Saved entries
****************************************
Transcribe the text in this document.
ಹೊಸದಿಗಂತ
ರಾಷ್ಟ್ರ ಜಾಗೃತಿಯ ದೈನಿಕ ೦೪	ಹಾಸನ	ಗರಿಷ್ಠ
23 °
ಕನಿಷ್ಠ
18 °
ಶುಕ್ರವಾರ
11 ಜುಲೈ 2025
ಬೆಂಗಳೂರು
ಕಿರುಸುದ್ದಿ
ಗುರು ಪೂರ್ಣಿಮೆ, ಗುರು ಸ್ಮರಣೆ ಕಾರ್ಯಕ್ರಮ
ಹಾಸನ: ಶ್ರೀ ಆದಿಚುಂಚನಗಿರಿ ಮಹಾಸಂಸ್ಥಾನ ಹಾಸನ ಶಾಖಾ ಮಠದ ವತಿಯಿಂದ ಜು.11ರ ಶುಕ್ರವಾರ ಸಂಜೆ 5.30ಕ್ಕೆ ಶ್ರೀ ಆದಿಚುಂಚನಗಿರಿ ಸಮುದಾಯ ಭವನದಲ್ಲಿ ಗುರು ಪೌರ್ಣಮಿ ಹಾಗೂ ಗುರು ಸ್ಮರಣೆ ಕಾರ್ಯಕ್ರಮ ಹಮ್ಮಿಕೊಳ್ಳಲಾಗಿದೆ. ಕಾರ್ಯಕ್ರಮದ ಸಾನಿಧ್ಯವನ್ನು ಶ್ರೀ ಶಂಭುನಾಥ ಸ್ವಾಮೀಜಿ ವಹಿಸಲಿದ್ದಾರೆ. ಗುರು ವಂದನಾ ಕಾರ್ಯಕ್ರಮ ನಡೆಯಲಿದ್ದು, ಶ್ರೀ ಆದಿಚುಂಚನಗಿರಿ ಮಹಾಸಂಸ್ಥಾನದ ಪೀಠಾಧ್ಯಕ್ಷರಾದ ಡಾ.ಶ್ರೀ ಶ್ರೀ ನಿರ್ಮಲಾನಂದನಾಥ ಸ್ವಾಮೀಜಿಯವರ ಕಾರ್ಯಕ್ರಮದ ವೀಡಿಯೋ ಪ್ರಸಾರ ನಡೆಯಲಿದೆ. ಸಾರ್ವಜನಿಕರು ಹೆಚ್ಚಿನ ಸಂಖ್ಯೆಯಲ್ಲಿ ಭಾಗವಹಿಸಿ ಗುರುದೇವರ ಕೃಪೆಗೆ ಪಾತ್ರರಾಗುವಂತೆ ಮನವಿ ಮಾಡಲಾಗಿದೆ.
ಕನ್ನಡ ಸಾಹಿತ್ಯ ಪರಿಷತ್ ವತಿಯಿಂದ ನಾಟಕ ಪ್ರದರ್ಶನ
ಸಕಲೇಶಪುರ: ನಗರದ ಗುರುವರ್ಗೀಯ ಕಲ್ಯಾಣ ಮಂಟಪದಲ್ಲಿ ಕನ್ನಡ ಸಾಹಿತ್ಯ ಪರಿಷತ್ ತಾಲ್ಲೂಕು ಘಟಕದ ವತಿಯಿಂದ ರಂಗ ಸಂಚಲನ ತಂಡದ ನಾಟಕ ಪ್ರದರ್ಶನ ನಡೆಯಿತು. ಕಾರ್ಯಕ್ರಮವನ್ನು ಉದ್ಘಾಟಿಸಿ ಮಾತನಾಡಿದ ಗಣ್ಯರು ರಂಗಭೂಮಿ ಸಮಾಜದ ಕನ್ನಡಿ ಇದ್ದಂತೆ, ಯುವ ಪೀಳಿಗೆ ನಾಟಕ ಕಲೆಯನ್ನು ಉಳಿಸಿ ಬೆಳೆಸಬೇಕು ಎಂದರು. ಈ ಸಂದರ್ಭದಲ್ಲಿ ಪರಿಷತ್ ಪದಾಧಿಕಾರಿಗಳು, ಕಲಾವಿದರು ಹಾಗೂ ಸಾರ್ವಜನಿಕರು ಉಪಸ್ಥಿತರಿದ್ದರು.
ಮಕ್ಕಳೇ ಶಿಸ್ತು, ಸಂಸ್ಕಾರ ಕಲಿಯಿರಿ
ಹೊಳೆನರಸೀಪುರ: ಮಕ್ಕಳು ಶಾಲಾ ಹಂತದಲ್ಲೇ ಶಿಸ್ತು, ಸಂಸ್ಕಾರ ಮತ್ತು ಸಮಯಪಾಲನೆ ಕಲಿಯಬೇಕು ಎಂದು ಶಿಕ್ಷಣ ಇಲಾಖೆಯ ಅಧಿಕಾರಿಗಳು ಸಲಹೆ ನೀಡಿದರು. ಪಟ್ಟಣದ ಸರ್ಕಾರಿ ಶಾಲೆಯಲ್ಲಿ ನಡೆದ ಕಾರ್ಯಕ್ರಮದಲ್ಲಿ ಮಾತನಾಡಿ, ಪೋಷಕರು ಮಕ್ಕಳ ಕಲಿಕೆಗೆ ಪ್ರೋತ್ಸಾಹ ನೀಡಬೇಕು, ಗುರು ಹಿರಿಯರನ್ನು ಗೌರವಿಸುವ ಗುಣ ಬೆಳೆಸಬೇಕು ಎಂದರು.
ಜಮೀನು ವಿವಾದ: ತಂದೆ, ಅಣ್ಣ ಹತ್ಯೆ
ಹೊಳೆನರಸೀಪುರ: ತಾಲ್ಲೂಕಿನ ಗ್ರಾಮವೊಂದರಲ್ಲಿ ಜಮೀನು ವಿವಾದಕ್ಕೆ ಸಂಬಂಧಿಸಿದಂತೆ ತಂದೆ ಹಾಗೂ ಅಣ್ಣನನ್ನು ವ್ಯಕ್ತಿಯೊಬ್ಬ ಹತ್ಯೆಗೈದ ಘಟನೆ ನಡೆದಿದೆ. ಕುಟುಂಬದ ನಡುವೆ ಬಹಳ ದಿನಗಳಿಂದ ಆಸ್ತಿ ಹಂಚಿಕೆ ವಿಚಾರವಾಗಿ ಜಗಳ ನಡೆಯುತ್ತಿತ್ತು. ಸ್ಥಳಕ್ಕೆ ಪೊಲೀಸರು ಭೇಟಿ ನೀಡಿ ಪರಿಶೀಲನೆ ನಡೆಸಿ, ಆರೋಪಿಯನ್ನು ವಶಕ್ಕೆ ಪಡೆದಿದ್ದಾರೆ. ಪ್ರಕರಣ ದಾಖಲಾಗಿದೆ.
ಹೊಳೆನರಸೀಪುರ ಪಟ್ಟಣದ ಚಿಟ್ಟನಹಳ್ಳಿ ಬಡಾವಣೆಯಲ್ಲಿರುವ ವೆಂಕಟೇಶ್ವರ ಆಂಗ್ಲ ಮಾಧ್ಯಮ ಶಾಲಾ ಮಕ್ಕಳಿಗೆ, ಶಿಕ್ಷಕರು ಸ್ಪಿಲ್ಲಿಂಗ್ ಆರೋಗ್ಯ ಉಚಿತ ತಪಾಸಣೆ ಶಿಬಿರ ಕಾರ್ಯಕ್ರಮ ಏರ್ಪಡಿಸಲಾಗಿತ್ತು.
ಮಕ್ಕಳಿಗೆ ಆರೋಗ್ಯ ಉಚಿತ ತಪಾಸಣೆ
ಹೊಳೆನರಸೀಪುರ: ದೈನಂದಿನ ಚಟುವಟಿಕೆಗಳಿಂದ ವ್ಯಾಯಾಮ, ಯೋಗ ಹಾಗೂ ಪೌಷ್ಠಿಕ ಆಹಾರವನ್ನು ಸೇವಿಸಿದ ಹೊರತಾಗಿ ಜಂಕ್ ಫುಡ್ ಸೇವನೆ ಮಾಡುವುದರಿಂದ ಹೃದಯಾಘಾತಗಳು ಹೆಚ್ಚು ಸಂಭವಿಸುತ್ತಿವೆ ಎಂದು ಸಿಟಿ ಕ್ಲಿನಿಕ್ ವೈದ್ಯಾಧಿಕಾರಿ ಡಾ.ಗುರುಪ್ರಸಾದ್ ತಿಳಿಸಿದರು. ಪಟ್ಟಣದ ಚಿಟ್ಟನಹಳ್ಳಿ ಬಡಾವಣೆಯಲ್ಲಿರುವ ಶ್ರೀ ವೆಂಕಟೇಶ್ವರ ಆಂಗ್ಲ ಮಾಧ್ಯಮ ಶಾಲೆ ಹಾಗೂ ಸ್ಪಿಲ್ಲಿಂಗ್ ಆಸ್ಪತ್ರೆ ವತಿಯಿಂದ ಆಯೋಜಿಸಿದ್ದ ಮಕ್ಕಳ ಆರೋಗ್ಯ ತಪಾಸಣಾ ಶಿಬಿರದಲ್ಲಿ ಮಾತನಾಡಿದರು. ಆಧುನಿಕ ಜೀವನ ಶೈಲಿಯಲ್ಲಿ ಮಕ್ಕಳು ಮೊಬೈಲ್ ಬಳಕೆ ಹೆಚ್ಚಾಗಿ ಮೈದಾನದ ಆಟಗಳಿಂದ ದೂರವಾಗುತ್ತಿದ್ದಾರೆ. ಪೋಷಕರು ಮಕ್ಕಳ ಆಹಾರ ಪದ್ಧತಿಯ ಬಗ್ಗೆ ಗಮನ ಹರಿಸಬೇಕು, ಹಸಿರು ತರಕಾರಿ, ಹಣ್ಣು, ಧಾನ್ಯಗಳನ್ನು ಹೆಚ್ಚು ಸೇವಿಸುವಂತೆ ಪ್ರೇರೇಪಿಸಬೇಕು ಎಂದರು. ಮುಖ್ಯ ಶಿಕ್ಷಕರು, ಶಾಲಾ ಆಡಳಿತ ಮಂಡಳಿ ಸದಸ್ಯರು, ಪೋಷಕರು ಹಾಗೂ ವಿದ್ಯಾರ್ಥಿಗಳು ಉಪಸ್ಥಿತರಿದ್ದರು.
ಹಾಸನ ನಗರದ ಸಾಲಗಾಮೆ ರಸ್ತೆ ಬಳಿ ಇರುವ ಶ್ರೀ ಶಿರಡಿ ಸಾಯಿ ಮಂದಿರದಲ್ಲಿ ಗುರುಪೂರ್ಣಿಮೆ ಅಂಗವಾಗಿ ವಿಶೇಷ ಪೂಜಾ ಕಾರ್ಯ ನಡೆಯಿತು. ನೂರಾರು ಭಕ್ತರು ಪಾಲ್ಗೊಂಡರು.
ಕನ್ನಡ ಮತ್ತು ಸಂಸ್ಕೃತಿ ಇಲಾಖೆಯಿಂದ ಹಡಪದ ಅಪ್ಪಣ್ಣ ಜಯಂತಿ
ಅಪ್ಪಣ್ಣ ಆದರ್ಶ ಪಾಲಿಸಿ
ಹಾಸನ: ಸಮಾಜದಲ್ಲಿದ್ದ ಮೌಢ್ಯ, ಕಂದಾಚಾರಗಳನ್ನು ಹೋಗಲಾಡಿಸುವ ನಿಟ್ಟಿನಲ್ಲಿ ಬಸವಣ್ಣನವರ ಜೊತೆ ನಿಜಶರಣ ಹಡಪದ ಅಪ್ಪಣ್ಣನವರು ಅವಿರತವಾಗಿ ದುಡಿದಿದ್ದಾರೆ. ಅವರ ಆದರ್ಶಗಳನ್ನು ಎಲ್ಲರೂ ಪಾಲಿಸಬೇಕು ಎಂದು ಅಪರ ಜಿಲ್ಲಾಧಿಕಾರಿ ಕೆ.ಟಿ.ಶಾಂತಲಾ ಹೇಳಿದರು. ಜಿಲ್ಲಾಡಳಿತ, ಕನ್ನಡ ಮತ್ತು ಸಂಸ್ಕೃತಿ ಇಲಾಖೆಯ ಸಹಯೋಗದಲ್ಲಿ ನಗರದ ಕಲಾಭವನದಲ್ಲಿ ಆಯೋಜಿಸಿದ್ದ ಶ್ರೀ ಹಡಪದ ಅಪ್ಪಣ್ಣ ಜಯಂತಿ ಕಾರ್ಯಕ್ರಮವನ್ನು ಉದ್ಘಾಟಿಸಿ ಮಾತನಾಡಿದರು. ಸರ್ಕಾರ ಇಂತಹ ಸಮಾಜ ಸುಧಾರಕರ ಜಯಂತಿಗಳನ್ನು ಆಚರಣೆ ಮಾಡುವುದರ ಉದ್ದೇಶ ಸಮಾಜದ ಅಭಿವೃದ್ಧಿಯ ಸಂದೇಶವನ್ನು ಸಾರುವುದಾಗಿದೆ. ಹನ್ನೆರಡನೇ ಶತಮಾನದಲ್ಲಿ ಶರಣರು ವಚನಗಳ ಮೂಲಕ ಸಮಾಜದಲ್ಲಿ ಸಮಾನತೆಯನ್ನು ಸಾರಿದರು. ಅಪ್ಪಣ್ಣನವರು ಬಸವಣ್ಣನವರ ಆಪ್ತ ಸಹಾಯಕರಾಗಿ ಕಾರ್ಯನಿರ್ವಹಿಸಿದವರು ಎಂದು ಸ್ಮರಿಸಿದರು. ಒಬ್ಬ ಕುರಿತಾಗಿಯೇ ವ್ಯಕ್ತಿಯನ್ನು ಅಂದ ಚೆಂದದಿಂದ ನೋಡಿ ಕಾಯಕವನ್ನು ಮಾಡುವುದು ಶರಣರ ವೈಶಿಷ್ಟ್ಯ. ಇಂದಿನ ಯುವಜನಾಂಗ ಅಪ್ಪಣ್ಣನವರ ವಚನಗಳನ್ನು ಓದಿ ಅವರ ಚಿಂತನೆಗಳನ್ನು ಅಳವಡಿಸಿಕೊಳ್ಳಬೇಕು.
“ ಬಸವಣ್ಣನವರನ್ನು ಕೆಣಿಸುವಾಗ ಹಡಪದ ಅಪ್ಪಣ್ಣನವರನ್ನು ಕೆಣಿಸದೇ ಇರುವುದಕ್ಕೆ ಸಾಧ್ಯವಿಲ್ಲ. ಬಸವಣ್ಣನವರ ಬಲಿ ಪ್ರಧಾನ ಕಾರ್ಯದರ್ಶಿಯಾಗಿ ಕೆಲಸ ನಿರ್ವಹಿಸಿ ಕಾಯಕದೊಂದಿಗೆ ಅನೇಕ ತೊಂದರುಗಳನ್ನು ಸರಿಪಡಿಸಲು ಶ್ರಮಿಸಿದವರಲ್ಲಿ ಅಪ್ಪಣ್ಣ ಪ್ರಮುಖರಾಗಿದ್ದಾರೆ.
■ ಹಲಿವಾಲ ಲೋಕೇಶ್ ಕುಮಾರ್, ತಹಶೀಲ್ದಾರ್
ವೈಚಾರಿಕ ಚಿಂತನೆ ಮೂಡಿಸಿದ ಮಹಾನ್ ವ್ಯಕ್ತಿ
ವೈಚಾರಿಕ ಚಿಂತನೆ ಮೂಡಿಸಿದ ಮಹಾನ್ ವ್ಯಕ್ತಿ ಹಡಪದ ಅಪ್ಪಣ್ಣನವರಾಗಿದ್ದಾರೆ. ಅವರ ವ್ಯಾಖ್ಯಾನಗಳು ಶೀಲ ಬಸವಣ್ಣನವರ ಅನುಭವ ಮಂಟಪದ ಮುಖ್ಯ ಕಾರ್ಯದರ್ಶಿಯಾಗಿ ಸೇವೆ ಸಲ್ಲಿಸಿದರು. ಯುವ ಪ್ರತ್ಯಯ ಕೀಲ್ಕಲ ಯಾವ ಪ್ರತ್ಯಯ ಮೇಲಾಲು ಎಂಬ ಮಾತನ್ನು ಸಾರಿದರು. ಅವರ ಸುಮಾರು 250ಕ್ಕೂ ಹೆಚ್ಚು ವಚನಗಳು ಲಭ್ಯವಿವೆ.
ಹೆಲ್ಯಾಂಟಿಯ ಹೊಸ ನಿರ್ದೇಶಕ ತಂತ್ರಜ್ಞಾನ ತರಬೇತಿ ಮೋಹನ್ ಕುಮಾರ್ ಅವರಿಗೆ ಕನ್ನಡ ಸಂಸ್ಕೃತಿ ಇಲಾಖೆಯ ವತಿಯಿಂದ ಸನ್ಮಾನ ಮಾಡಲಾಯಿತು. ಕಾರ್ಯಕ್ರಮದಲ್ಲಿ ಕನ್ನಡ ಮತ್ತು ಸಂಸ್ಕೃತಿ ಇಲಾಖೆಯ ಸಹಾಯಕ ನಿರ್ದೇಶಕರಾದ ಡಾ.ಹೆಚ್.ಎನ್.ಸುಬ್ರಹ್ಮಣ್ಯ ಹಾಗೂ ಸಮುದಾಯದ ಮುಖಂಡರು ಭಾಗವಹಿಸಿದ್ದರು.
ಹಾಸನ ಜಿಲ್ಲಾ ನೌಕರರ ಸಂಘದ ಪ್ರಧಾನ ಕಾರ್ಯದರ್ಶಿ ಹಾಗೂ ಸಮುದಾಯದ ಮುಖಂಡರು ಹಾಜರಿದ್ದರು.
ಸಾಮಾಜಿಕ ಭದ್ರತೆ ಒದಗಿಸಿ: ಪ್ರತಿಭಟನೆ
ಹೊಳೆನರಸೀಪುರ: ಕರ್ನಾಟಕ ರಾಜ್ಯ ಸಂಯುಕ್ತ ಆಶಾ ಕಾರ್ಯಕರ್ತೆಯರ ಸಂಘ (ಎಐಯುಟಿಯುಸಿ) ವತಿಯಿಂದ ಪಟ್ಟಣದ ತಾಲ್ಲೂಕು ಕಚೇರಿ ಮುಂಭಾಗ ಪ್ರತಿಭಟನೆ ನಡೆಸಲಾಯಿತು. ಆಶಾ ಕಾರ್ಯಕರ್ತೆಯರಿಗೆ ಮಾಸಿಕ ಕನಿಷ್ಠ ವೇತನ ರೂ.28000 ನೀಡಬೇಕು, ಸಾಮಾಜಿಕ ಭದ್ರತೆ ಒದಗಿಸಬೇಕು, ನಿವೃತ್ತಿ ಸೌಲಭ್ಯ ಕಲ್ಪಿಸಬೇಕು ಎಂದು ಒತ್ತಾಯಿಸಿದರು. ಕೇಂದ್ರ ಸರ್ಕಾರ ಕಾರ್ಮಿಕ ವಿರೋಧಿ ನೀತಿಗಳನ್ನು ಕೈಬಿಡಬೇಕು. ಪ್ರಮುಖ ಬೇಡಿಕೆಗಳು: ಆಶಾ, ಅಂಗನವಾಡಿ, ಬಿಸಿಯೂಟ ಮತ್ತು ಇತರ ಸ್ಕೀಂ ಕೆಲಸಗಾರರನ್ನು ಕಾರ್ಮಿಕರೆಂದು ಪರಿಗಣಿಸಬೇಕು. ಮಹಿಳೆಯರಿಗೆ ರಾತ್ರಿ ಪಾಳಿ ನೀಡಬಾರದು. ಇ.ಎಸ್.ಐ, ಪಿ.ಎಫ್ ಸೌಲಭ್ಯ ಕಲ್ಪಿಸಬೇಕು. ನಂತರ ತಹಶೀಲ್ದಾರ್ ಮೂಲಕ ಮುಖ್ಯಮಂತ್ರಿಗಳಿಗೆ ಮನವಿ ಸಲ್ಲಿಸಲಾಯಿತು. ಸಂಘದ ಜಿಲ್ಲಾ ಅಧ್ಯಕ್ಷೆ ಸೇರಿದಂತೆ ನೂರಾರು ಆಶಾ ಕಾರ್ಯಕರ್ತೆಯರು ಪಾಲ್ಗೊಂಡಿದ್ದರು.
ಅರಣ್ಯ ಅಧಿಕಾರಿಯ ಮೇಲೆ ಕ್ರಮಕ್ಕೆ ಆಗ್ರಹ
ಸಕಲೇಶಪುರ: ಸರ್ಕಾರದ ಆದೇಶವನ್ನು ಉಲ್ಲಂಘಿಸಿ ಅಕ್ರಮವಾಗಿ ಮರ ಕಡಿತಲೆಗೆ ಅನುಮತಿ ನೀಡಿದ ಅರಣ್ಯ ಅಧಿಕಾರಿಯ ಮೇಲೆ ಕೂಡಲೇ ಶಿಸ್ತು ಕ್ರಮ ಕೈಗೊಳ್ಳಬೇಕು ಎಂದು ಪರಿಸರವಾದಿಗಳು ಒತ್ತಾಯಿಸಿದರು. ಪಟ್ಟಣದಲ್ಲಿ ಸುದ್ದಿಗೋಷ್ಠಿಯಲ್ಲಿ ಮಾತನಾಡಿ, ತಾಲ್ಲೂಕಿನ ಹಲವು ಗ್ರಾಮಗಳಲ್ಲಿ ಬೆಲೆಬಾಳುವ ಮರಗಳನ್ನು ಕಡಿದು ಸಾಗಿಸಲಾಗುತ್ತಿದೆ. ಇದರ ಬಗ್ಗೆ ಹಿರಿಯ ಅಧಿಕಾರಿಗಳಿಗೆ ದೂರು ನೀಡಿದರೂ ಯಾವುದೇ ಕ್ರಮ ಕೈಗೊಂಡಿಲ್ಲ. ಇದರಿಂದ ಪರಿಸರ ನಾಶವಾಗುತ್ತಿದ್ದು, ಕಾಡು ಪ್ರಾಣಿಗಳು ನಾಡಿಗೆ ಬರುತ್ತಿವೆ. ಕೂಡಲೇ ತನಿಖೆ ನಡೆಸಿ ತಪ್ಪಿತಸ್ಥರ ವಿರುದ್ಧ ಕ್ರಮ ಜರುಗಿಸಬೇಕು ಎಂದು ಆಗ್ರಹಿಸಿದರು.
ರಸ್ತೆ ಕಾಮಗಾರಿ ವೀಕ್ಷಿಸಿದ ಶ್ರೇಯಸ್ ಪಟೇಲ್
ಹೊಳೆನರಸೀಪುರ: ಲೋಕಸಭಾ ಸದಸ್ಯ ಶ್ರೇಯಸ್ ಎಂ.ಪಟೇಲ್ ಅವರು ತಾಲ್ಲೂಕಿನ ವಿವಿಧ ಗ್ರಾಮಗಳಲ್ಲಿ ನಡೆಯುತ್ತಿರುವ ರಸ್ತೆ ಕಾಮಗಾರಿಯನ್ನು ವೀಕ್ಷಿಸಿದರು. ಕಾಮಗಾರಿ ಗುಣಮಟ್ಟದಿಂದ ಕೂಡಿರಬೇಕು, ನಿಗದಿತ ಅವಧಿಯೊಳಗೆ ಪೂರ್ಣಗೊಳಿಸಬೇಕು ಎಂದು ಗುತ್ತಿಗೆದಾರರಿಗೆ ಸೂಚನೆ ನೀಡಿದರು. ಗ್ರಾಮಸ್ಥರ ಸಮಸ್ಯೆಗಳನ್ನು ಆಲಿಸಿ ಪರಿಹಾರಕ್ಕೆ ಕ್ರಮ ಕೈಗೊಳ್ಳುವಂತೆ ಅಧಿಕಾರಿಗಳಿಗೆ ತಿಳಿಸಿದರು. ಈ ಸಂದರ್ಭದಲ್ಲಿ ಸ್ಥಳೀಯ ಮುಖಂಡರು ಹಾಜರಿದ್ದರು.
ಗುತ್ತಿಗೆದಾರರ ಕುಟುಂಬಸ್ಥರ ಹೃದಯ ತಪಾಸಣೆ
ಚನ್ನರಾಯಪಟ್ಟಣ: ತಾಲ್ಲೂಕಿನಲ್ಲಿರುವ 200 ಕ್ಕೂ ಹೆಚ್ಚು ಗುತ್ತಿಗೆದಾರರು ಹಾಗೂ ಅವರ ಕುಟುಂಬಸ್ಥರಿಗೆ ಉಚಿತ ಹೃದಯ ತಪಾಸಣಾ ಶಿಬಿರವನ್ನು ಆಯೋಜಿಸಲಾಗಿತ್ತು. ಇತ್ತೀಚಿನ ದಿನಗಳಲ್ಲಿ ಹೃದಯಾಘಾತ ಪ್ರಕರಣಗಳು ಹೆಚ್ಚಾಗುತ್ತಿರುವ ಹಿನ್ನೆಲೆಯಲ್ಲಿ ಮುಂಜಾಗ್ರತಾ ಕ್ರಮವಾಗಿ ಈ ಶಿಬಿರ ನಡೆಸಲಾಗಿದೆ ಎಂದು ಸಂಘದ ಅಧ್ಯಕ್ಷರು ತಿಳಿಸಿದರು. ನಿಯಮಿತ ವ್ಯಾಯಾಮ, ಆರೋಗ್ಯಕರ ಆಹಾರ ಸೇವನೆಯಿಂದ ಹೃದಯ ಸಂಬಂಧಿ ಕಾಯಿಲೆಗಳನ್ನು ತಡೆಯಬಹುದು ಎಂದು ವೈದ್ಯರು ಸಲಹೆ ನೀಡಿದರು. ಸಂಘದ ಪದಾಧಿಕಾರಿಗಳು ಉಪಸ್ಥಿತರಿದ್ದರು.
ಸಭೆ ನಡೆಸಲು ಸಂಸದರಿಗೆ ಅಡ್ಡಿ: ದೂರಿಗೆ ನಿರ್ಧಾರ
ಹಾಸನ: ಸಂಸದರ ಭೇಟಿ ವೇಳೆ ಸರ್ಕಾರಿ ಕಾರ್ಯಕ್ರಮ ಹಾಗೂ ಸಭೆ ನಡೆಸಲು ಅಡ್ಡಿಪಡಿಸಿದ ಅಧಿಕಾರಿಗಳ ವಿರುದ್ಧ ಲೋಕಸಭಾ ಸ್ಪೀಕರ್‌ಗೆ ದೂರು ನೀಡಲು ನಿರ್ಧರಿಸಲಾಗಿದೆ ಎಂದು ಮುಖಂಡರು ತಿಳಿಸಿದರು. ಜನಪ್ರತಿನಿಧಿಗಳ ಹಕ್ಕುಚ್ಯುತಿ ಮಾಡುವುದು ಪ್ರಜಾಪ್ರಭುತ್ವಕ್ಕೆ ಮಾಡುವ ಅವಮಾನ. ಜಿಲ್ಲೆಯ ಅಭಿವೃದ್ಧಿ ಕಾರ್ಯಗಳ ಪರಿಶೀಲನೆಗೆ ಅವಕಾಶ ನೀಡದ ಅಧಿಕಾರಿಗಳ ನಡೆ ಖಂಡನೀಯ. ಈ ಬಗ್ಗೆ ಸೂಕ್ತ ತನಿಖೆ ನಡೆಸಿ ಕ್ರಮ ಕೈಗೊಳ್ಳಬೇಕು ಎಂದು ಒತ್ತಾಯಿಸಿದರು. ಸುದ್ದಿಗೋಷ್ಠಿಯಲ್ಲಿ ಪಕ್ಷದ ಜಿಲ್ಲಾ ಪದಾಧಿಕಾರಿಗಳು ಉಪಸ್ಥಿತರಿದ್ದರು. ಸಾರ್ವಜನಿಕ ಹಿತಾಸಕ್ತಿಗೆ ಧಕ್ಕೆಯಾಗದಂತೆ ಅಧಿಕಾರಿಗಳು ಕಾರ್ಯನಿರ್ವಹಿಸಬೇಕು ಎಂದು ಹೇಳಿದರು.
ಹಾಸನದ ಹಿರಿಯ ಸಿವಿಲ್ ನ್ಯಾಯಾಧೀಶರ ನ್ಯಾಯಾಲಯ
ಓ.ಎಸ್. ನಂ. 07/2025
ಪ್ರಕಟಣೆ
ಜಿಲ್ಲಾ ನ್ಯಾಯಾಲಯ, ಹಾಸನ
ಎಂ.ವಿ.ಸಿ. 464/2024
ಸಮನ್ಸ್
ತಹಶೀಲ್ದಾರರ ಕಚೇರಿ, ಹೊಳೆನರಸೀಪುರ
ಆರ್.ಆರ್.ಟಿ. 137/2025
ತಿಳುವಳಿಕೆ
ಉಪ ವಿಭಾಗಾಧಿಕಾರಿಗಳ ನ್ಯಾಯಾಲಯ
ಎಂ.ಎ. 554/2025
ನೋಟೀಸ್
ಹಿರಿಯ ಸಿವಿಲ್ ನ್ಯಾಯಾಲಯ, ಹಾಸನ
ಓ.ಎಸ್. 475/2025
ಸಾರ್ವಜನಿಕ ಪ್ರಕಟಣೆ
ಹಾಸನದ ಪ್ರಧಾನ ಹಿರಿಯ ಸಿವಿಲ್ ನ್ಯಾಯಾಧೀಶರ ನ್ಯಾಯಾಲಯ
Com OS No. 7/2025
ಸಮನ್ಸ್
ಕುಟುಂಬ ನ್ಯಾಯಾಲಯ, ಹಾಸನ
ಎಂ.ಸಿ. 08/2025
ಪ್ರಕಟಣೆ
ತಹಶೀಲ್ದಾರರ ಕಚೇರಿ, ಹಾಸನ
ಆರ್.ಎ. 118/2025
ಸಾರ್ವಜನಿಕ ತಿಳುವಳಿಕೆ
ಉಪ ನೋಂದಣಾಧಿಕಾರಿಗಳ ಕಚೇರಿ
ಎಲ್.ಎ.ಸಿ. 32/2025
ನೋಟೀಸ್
****************************************
REQUIRED TASK - Each line of the material that holds the string "ರಮದಲ" counts once; give the total alone.

REPLY TO THE TASK - 2